Exercise: Check the listing below for lines with the word "this" and say how many there are, with nothing but the number.

Records:
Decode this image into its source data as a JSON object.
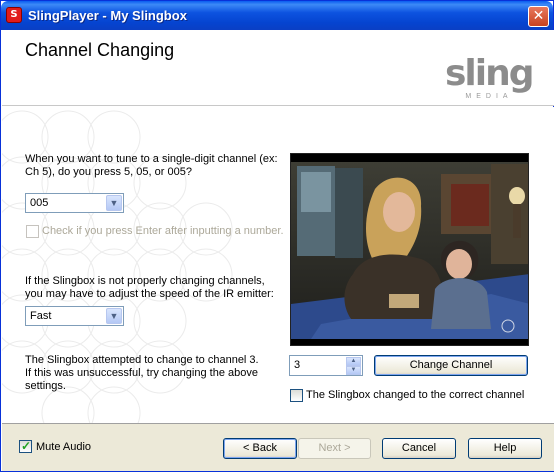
{
  "window": {
    "title": "SlingPlayer - My Slingbox",
    "app_icon": "slingplayer-app-icon",
    "close_glyph": "✕"
  },
  "header": {
    "title": "Channel Changing",
    "logo_word": "sling",
    "logo_sub": "MEDIA"
  },
  "single_digit": {
    "question_line1": "When you want to tune to a single-digit channel (ex:",
    "question_line2": "Ch 5), do you press 5, 05, or 005?",
    "selected": "005",
    "enter_checkbox_label": "Check if you press Enter after inputting a number.",
    "enter_checked": false
  },
  "ir_speed": {
    "hint_line1": "If the Slingbox is not properly changing channels,",
    "hint_line2": "you may have to adjust the speed of the IR emitter:",
    "selected": "Fast"
  },
  "status": {
    "line1": "The Slingbox attempted to change to channel 3.",
    "line2": "If this was unsuccessful, try changing the above",
    "line3": "settings."
  },
  "channel": {
    "value": "3",
    "change_button": "Change Channel",
    "confirm_label": "The Slingbox changed to the correct channel",
    "confirm_checked": false
  },
  "footer": {
    "mute_label": "Mute Audio",
    "mute_checked": true,
    "back": "< Back",
    "next": "Next >",
    "cancel": "Cancel",
    "help": "Help"
  },
  "colors": {
    "titlebar": "#0a5cf0",
    "close": "#c8421f",
    "logo": "#8c8c8c",
    "footer_bg": "#ece9d8",
    "button_border": "#003c74"
  }
}
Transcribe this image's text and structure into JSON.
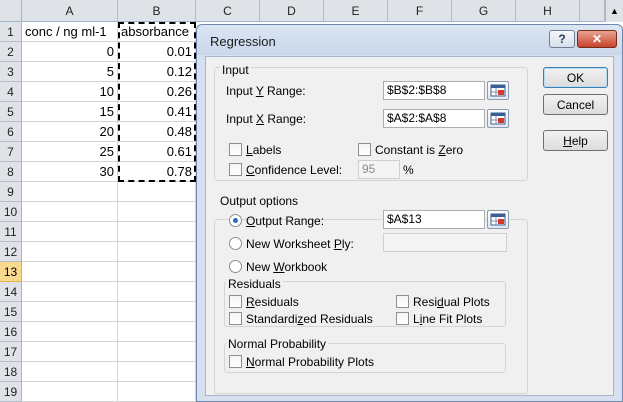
{
  "sheet": {
    "columns": [
      "A",
      "B",
      "C",
      "D",
      "E",
      "F",
      "G",
      "H"
    ],
    "rows": [
      "1",
      "2",
      "3",
      "4",
      "5",
      "6",
      "7",
      "8",
      "9",
      "10",
      "11",
      "12",
      "13",
      "14",
      "15",
      "16",
      "17",
      "18",
      "19"
    ],
    "selected_row": "13",
    "cells": {
      "A1": "conc / ng ml-1",
      "B1": "absorbance",
      "A2": "0",
      "B2": "0.01",
      "A3": "5",
      "B3": "0.12",
      "A4": "10",
      "B4": "0.26",
      "A5": "15",
      "B5": "0.41",
      "A6": "20",
      "B6": "0.48",
      "A7": "25",
      "B7": "0.61",
      "A8": "30",
      "B8": "0.78"
    }
  },
  "dialog": {
    "title": "Regression",
    "help_glyph": "?",
    "close_glyph": "✕",
    "input": {
      "group_label": "Input",
      "y_label_pre": "Input ",
      "y_label_u": "Y",
      "y_label_post": " Range:",
      "y_value": "$B$2:$B$8",
      "x_label_pre": "Input ",
      "x_label_u": "X",
      "x_label_post": " Range:",
      "x_value": "$A$2:$A$8",
      "labels_u": "L",
      "labels_rest": "abels",
      "constant_pre": "Constant is ",
      "constant_u": "Z",
      "constant_post": "ero",
      "confidence_u": "C",
      "confidence_rest": "onfidence Level:",
      "confidence_value": "95",
      "percent": "%"
    },
    "output": {
      "group_label": "Output options",
      "range_u": "O",
      "range_rest": "utput Range:",
      "range_value": "$A$13",
      "ply_pre": "New Worksheet ",
      "ply_u": "P",
      "ply_post": "ly:",
      "workbook_pre": "New ",
      "workbook_u": "W",
      "workbook_post": "orkbook"
    },
    "residuals": {
      "group_label": "Residuals",
      "residuals_u": "R",
      "residuals_rest": "esiduals",
      "standardized_pre": "Standardi",
      "standardized_u": "z",
      "standardized_post": "ed Residuals",
      "plots_pre": "Resi",
      "plots_u": "d",
      "plots_post": "ual Plots",
      "linefit_pre": "L",
      "linefit_u": "i",
      "linefit_post": "ne Fit Plots"
    },
    "normal": {
      "group_label": "Normal Probability",
      "plots_u": "N",
      "plots_rest": "ormal Probability Plots"
    },
    "buttons": {
      "ok": "OK",
      "cancel": "Cancel",
      "help_u": "H",
      "help_rest": "elp"
    }
  }
}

Correct result: 3